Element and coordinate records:
----

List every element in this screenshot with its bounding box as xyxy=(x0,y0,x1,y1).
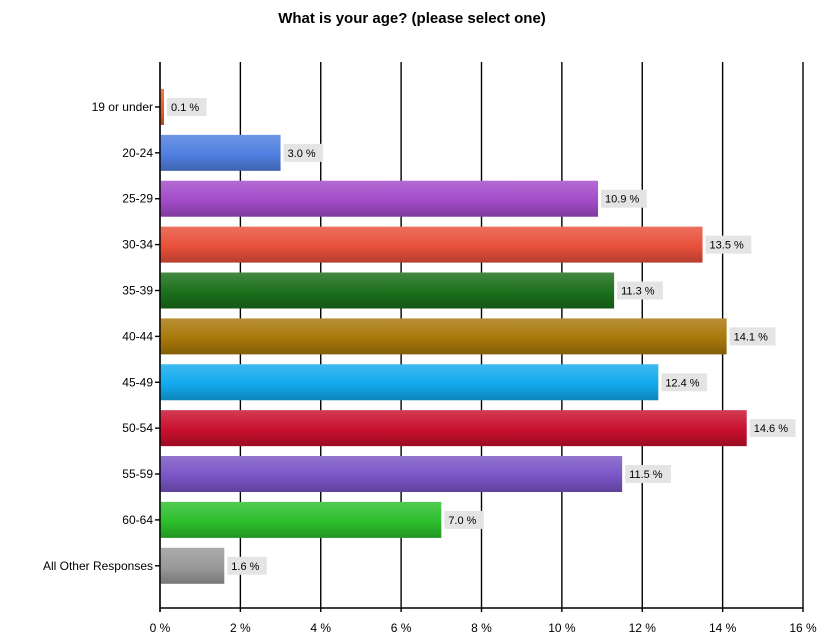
x-tick-label: 2 % xyxy=(230,621,251,635)
data-label: 7.0 % xyxy=(448,515,476,527)
data-label-bg xyxy=(167,97,207,116)
category-label: 60-64 xyxy=(122,513,153,527)
data-label-bg xyxy=(729,327,776,346)
bar xyxy=(160,410,747,447)
category-label: 55-59 xyxy=(122,467,153,481)
data-label: 12.4 % xyxy=(665,377,699,389)
bar xyxy=(160,501,442,538)
bar xyxy=(160,88,165,125)
x-tick-label: 4 % xyxy=(310,621,331,635)
x-tick-label: 12 % xyxy=(629,621,657,635)
data-label: 11.5 % xyxy=(629,469,663,481)
data-label: 14.6 % xyxy=(754,423,788,435)
axes: 0 % 2 % 4 % 6 % 8 % 10 % 12 % 14 % 16 % 19 or und… xyxy=(43,62,817,635)
bar xyxy=(160,364,659,401)
data-label: 14.1 % xyxy=(734,331,768,343)
bar xyxy=(160,226,703,263)
bar xyxy=(160,456,623,493)
x-tick-label: 0 % xyxy=(150,621,171,635)
data-label: 3.0 % xyxy=(288,148,316,160)
category-label: 35-39 xyxy=(122,283,153,297)
category-label: 25-29 xyxy=(122,192,153,206)
data-label-bg xyxy=(617,281,663,300)
bar xyxy=(160,547,225,584)
bar xyxy=(160,272,615,309)
bar xyxy=(160,318,727,355)
data-label: 13.5 % xyxy=(710,240,744,252)
x-tick-label: 16 % xyxy=(789,621,817,635)
data-label-bg xyxy=(749,419,796,438)
category-label: 45-49 xyxy=(122,375,153,389)
data-label: 11.3 % xyxy=(621,285,655,297)
category-label: 50-54 xyxy=(122,421,153,435)
bar xyxy=(160,134,281,171)
bars: 0.1 % 3.0 % 10.9 % 13.5 % 11.3 % 14.1 % 12.4 %… xyxy=(160,88,796,584)
data-label-bg xyxy=(444,510,484,529)
category-label: 40-44 xyxy=(122,329,153,343)
data-label: 1.6 % xyxy=(231,561,259,573)
data-label: 10.9 % xyxy=(605,194,639,206)
data-label-bg xyxy=(227,556,267,575)
category-label: 30-34 xyxy=(122,238,153,252)
bar xyxy=(160,180,599,217)
x-tick-label: 8 % xyxy=(471,621,492,635)
category-label: 20-24 xyxy=(122,146,153,160)
data-label-bg xyxy=(283,143,324,162)
chart-title: What is your age? (please select one) xyxy=(278,10,546,27)
x-tick-label: 6 % xyxy=(391,621,412,635)
data-label-bg xyxy=(625,465,671,484)
data-label-bg xyxy=(705,235,752,254)
x-tick-label: 10 % xyxy=(548,621,576,635)
data-label-bg xyxy=(661,373,708,392)
category-label: All Other Responses xyxy=(43,559,153,573)
x-tick-label: 14 % xyxy=(709,621,737,635)
data-label-bg xyxy=(601,189,647,208)
category-label: 19 or under xyxy=(92,100,153,114)
data-label: 0.1 % xyxy=(171,102,199,114)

----

What is being asked: Reproduce every line of the material above verbatim, omitting only the picture placeholders.

Final answer:
List every element in this screenshot with its bounding box as xyxy=(x0,y0,x1,y1).
x-tick-label: 2 % xyxy=(230,621,251,635)
data-label: 7.0 % xyxy=(448,515,476,527)
data-label-bg xyxy=(167,97,207,116)
category-label: 60-64 xyxy=(122,513,153,527)
data-label-bg xyxy=(729,327,776,346)
bar xyxy=(160,410,747,447)
category-label: 55-59 xyxy=(122,467,153,481)
data-label: 12.4 % xyxy=(665,377,699,389)
bar xyxy=(160,501,442,538)
bar xyxy=(160,88,165,125)
x-tick-label: 4 % xyxy=(310,621,331,635)
x-tick-label: 12 % xyxy=(629,621,657,635)
data-label: 11.5 % xyxy=(629,469,663,481)
data-label: 14.6 % xyxy=(754,423,788,435)
axes: 0 % 2 % 4 % 6 % 8 % 10 % 12 % 14 % 16 % 19 or und… xyxy=(43,62,817,635)
bar xyxy=(160,364,659,401)
data-label: 14.1 % xyxy=(734,331,768,343)
bar xyxy=(160,226,703,263)
bar xyxy=(160,456,623,493)
x-tick-label: 0 % xyxy=(150,621,171,635)
data-label: 3.0 % xyxy=(288,148,316,160)
category-label: 35-39 xyxy=(122,283,153,297)
category-label: 25-29 xyxy=(122,192,153,206)
data-label-bg xyxy=(617,281,663,300)
bar xyxy=(160,547,225,584)
bar xyxy=(160,272,615,309)
bar xyxy=(160,318,727,355)
data-label: 13.5 % xyxy=(710,240,744,252)
x-tick-label: 16 % xyxy=(789,621,817,635)
data-label-bg xyxy=(749,419,796,438)
category-label: 45-49 xyxy=(122,375,153,389)
data-label: 11.3 % xyxy=(621,285,655,297)
category-label: 50-54 xyxy=(122,421,153,435)
bar xyxy=(160,134,281,171)
bars: 0.1 % 3.0 % 10.9 % 13.5 % 11.3 % 14.1 % 12.4 %… xyxy=(160,88,796,584)
data-label-bg xyxy=(444,510,484,529)
category-label: 40-44 xyxy=(122,329,153,343)
data-label: 1.6 % xyxy=(231,561,259,573)
data-label: 10.9 % xyxy=(605,194,639,206)
data-label-bg xyxy=(227,556,267,575)
category-label: 30-34 xyxy=(122,238,153,252)
bar xyxy=(160,180,599,217)
x-tick-label: 8 % xyxy=(471,621,492,635)
category-label: 20-24 xyxy=(122,146,153,160)
data-label-bg xyxy=(283,143,324,162)
chart-title: What is your age? (please select one) xyxy=(278,10,546,27)
x-tick-label: 6 % xyxy=(391,621,412,635)
data-label-bg xyxy=(625,465,671,484)
data-label-bg xyxy=(705,235,752,254)
x-tick-label: 10 % xyxy=(548,621,576,635)
data-label-bg xyxy=(661,373,708,392)
category-label: All Other Responses xyxy=(43,559,153,573)
x-tick-label: 14 % xyxy=(709,621,737,635)
data-label-bg xyxy=(601,189,647,208)
category-label: 19 or under xyxy=(92,100,153,114)
data-label: 0.1 % xyxy=(171,102,199,114)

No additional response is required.